**Extract:**
___

# America's next top model - Cycle 21



## Janice (Sep 3, 2014)

Who's watching?! The boys this season are ON FIRE! They're killing it, the ladies really need to step it up if they want that crown. 

  Okay, Romeo is totally weird, but WOW he really pops in his photos and I'm loving the tats. His attitude may get him into trouble in the house, though it will be excellent entertainment for the season.  Adam, omg, what the hell dude?! His energy is entertaining, but being around him in person would probably get pretty old quick. Keith - no words - HOT HOT HOT where the hell has this man been hiding?! /fans self

  Girls, well so far I'm tired of hearing how fine the boys think Kari is. I was rooting for Ivy but she just couldn't get a handle on it in time to save herself. Hopefully she will be a fan favorite and get another shot later. Mirjana and Chantelle, cute girls, Chantelle's legs are AMAZING!! I hope she can figure out how to make this work for her because she def has something special. 

  The water challenge, wow, poor models! Most of them looked_ so _uncomfortable with this shoot. It kind of reminded me of the paint splash shoot from Cycle 20, apparently people have a problem staying still when liquids are thrown at them. LMAO!!! 

  Who's your favorite right now? What are your thoughts on this cycle so far?


----------

___

**Extracted data:**
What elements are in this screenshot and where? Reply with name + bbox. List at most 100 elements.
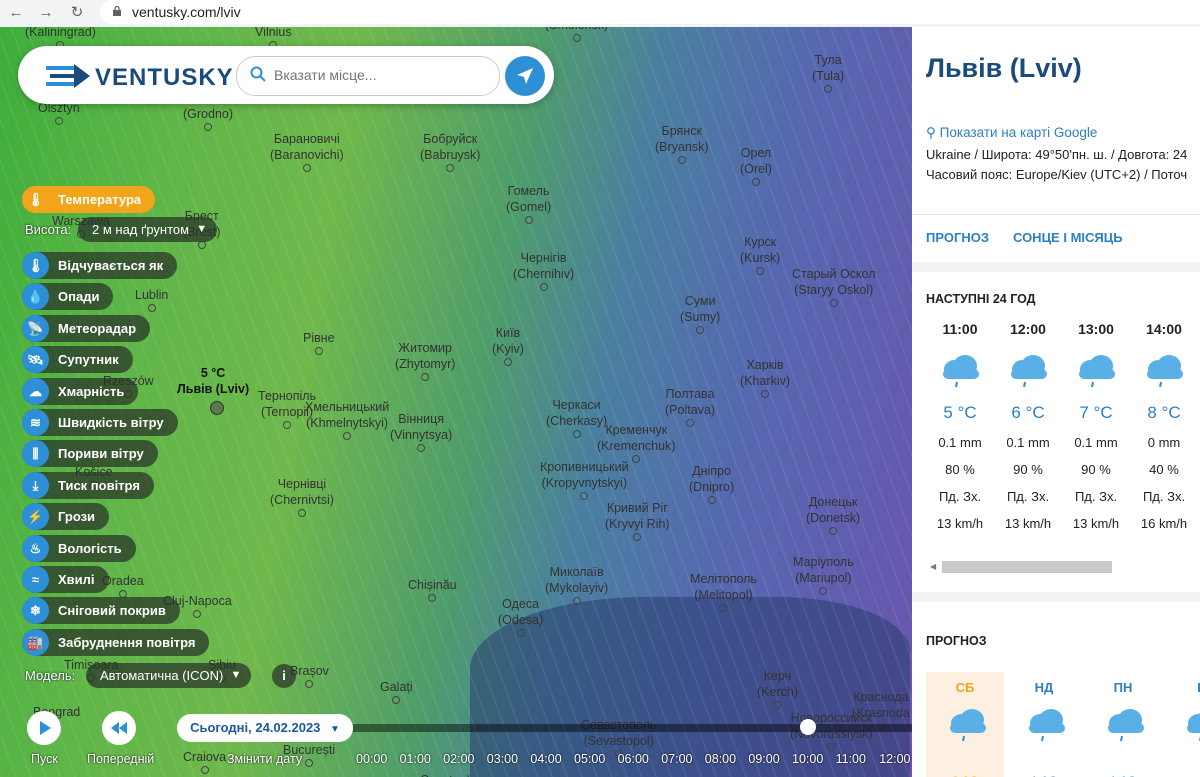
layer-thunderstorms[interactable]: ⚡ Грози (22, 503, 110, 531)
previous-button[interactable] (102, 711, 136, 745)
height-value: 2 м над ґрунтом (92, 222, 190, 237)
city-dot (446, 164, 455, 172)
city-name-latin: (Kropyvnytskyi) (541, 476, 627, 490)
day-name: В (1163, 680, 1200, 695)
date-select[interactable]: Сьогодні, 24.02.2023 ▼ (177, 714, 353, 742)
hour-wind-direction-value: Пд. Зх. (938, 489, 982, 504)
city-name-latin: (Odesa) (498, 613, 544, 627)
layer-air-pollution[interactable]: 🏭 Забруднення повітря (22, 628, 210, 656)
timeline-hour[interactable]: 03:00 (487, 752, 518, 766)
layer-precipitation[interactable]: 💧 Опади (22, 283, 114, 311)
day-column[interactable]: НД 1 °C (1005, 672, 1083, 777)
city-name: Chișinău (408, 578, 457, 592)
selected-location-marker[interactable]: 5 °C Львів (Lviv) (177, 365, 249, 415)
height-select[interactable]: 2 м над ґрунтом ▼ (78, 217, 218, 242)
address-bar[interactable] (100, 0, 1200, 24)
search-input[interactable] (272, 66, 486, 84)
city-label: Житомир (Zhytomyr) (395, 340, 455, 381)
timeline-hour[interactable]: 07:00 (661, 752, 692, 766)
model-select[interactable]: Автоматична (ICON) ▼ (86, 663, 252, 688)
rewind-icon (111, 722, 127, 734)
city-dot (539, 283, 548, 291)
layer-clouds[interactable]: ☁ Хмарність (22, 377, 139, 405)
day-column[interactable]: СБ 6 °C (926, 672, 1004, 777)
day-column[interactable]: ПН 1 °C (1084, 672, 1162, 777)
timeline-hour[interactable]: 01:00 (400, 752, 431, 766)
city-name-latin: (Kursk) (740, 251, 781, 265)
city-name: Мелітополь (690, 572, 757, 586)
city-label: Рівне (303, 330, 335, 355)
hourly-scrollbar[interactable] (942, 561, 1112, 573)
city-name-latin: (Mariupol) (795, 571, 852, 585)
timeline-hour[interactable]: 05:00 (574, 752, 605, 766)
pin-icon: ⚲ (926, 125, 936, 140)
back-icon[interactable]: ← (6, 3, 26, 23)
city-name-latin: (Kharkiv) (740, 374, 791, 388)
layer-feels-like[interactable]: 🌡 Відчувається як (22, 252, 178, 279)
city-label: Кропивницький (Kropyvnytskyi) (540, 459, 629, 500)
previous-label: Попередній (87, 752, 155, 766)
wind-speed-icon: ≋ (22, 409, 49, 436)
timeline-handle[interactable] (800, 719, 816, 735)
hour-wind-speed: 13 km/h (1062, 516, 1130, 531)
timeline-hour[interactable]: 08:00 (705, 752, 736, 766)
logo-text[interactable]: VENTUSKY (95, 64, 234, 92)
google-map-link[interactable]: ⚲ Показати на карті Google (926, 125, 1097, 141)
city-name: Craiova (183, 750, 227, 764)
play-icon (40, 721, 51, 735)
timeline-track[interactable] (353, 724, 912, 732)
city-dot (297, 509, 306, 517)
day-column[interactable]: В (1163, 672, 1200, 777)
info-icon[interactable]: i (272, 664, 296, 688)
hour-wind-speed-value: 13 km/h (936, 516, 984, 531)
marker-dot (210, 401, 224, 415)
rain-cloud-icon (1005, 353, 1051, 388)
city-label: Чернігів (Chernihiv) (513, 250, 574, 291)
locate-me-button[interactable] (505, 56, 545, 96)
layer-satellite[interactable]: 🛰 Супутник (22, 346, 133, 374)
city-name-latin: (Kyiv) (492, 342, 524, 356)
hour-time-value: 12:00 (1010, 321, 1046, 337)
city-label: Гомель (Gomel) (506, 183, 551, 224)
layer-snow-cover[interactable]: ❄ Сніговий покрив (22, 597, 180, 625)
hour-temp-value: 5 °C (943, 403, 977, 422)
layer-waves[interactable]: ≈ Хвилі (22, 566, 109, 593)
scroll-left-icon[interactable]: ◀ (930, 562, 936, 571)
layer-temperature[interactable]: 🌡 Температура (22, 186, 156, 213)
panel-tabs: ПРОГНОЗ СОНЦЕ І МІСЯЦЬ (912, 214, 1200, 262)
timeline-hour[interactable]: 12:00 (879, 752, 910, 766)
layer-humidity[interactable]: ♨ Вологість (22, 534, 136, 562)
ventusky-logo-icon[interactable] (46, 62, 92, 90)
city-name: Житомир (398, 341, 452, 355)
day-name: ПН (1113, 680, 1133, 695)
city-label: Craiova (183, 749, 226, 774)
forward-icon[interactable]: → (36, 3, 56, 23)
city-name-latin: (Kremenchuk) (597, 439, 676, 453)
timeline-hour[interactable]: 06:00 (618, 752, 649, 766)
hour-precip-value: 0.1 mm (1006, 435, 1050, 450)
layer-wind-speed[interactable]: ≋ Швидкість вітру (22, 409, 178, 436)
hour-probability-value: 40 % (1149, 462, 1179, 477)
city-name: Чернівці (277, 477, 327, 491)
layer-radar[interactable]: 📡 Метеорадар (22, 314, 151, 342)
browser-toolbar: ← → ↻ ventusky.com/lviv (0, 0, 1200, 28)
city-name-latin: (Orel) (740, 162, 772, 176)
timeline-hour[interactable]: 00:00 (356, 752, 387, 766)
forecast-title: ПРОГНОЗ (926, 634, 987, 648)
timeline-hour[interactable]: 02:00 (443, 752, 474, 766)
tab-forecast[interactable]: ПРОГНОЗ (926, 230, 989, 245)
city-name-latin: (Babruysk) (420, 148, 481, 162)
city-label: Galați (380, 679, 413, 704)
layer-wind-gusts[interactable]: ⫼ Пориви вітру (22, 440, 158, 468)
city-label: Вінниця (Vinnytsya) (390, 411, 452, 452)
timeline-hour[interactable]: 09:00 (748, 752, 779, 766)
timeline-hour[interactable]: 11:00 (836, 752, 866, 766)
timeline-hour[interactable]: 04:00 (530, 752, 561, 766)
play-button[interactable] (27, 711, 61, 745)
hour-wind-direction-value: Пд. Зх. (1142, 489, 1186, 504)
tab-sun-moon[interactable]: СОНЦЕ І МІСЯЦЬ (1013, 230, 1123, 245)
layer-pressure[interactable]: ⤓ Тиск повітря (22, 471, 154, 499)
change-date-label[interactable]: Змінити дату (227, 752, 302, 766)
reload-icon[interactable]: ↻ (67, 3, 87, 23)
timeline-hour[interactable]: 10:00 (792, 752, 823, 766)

___

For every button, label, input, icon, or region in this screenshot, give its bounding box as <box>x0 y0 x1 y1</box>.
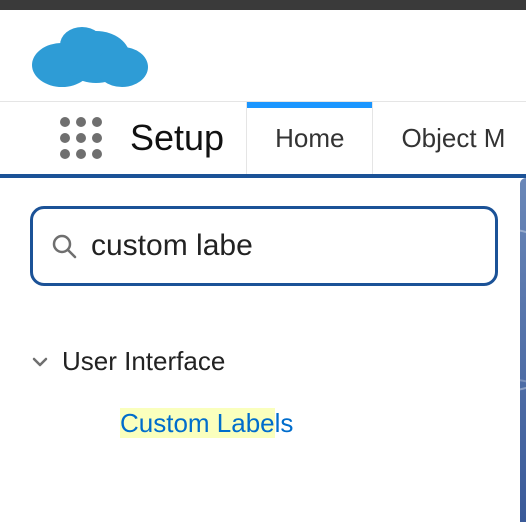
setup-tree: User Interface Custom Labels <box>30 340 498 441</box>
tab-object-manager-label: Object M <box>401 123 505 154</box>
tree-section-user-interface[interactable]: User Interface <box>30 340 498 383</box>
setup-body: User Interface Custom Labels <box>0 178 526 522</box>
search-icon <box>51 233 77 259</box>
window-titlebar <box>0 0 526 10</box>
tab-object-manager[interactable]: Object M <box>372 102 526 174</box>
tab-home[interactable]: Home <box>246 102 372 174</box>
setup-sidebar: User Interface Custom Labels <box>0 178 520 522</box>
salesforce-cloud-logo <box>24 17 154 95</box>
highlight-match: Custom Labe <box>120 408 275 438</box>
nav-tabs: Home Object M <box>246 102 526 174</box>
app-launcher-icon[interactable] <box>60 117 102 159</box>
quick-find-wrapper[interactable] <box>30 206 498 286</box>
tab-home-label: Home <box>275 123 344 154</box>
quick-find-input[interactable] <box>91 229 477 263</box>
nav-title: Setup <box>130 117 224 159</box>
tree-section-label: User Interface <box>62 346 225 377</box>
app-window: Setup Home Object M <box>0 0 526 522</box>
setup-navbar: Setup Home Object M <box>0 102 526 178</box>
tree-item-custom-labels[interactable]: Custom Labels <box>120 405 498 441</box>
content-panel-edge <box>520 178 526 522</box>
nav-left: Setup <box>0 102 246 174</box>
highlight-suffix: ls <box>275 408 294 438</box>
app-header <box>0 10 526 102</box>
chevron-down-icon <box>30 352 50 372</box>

___

**What is required:**
List every person Janice names in the body of the forum post above about Cycle 21.

**Answer to this task:**
Romeo, Adam, Keith, Kari, Ivy, Mirjana, Chantelle